[Given records]:
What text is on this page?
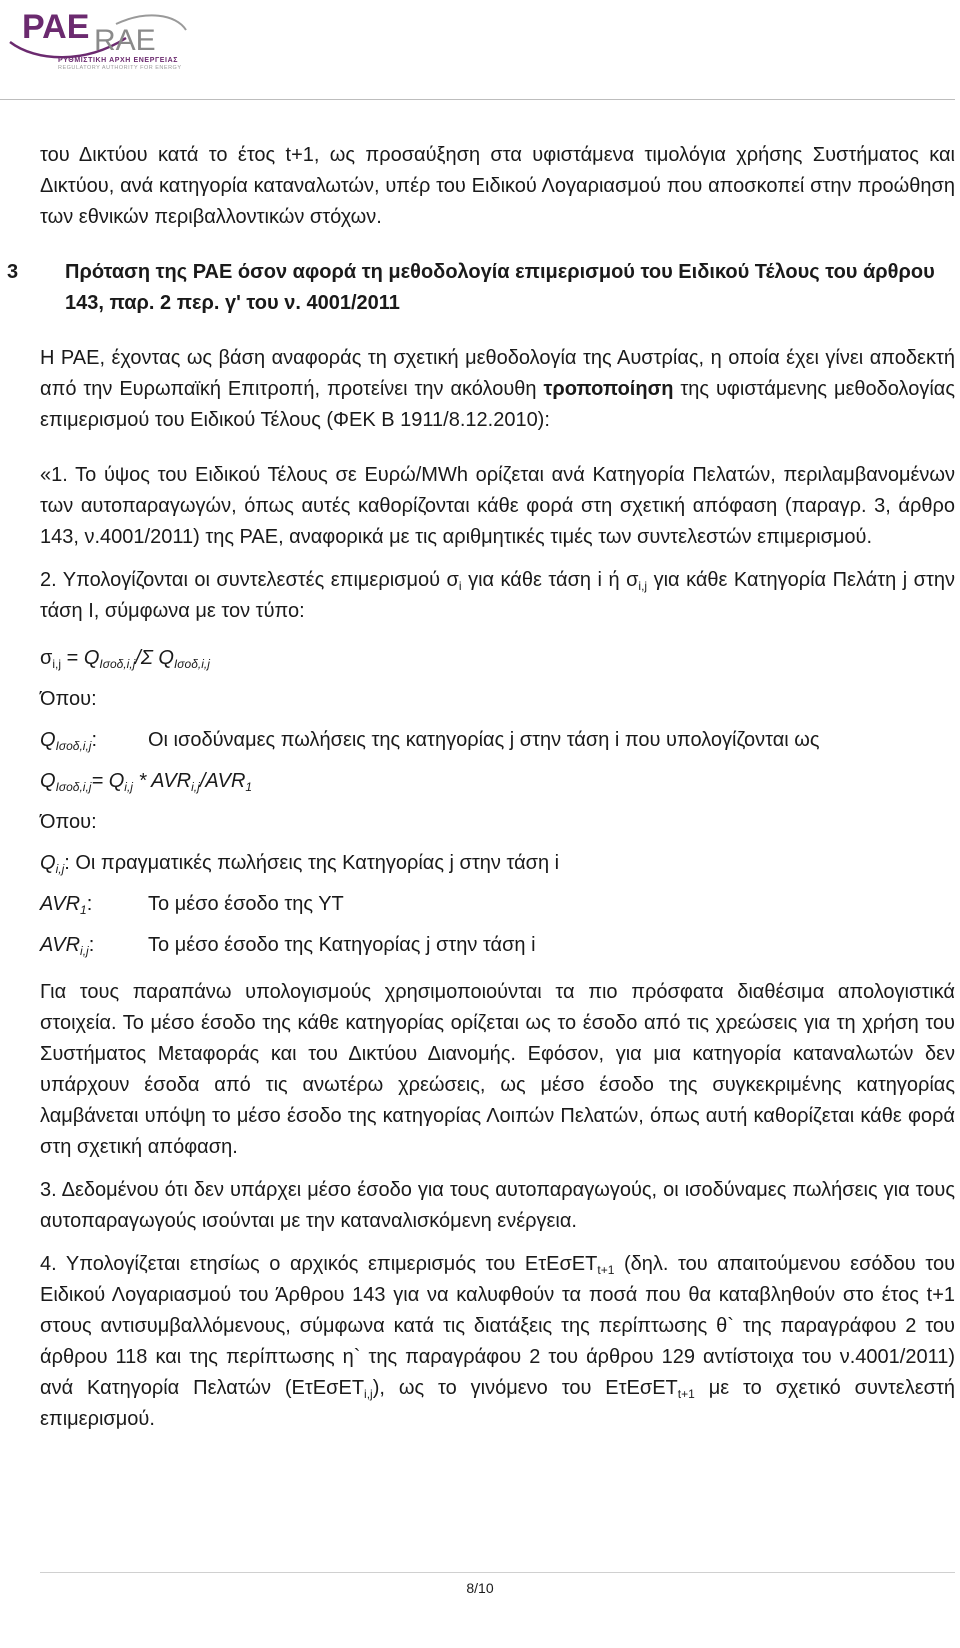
ΡΑΕ RAE
ΡΥΘΜΙΣΤΙΚΗ ΑΡΧΗ ΕΝΕΡΓΕΙΑΣ
REGULATORY AUTHORITY FOR ENERGY

του Δικτύου κατά το έτος t+1, ως προσαύξηση στα υφιστάμενα τιμολόγια χρήσης Συστήματος και Δικτύου, ανά κατηγορία καταναλωτών, υπέρ του Ειδικού Λογαριασμού που αποσκοπεί στην προώθηση των εθνικών περιβαλλοντικών στόχων.

3 Πρόταση της ΡΑΕ όσον αφορά τη μεθοδολογία επιμερισμού του Ειδικού Τέλους του άρθρου 143, παρ. 2 περ. γ' του ν. 4001/2011

Η ΡΑΕ, έχοντας ως βάση αναφοράς τη σχετική μεθοδολογία της Αυστρίας, η οποία έχει γίνει αποδεκτή από την Ευρωπαϊκή Επιτροπή, προτείνει την ακόλουθη τροποποίηση της υφιστάμενης μεθοδολογίας επιμερισμού του Ειδικού Τέλους (ΦΕΚ Β 1911/8.12.2010):

«1. Το ύψος του Ειδικού Τέλους σε Ευρώ/MWh ορίζεται ανά Κατηγορία Πελατών, περιλαμβανομένων των αυτοπαραγωγών, όπως αυτές καθορίζονται κάθε φορά στη σχετική απόφαση (παραγρ. 3, άρθρο 143, ν.4001/2011) της ΡΑΕ, αναφορικά με τις αριθμητικές τιμές των συντελεστών επιμερισμού.

2. Υπολογίζονται οι συντελεστές επιμερισμού $\sigma_i$ για κάθε τάση i ή $\sigma_{i,j}$ για κάθε Κατηγορία Πελάτη j στην τάση I, σύμφωνα με τον τύπο:

$\sigma_{i,j} = Q_{I\sigma o\delta,i,j}/\Sigma$ $Q_{I\sigma o\delta,i,j}$

Όπου:

$Q_{I\sigma o\delta,i,j}$:	Οι ισοδύναμες πωλήσεις της κατηγορίας j στην τάση i που υπολογίζονται ως

$Q_{I\sigma o\delta,i,j}= Q_{i,j} * AVR_{i,j}/AVR_1$

Όπου:

$Q_{i,j}$: Οι πραγματικές πωλήσεις της Κατηγορίας j στην τάση i

$AVR_1$:	Το μέσο έσοδο της ΥΤ
$AVR_{i,j}$:	Το μέσο έσοδο της Κατηγορίας j στην τάση i

Για τους παραπάνω υπολογισμούς χρησιμοποιούνται τα πιο πρόσφατα διαθέσιμα απολογιστικά στοιχεία. Το μέσο έσοδο της κάθε κατηγορίας ορίζεται ως το έσοδο από τις χρεώσεις για τη χρήση του Συστήματος Μεταφοράς και του Δικτύου Διανομής. Εφόσον, για μια κατηγορία καταναλωτών δεν υπάρχουν έσοδα από τις ανωτέρω χρεώσεις, ως μέσο έσοδο της συγκεκριμένης κατηγορίας λαμβάνεται υπόψη το μέσο έσοδο της κατηγορίας Λοιπών Πελατών, όπως αυτή καθορίζεται κάθε φορά στη σχετική απόφαση.

3. Δεδομένου ότι δεν υπάρχει μέσο έσοδο για τους αυτοπαραγωγούς, οι ισοδύναμες πωλήσεις για τους αυτοπαραγωγούς ισούνται με την καταναλισκόμενη ενέργεια.

4. Υπολογίζεται ετησίως ο αρχικός επιμερισμός του ΕτΕσΕΤ$_{t+1}$ (δηλ. του απαιτούμενου εσόδου του Ειδικού Λογαριασμού του Άρθρου 143 για να καλυφθούν τα ποσά που θα καταβληθούν στο έτος t+1 στους αντισυμβαλλόμενους, σύμφωνα κατά τις διατάξεις της περίπτωσης θ` της παραγράφου 2 του άρθρου 118 και της περίπτωσης η` της παραγράφου 2 του άρθρου 129 αντίστοιχα του ν.4001/2011) ανά Κατηγορία Πελατών (ΕτΕσΕΤ$_{i,j}$), ως το γινόμενο του ΕτΕσΕΤ$_{t+1}$ με το σχετικό συντελεστή επιμερισμού.

8/10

[Task to complete]: Find the lines containing "delta" and list every one of them.

[Exercise response]:
$\sigma_{i,j} = Q_{I\sigma o\delta,i,j}/\Sigma$ $Q_{I\sigma o\delta,i,j}$
$Q_{I\sigma o\delta,i,j}$:	Οι ισοδύναμες πωλήσεις της κατηγορίας j στην τάση i που υπολογίζονται ως
$Q_{I\sigma o\delta,i,j}= Q_{i,j} * AVR_{i,j}/AVR_1$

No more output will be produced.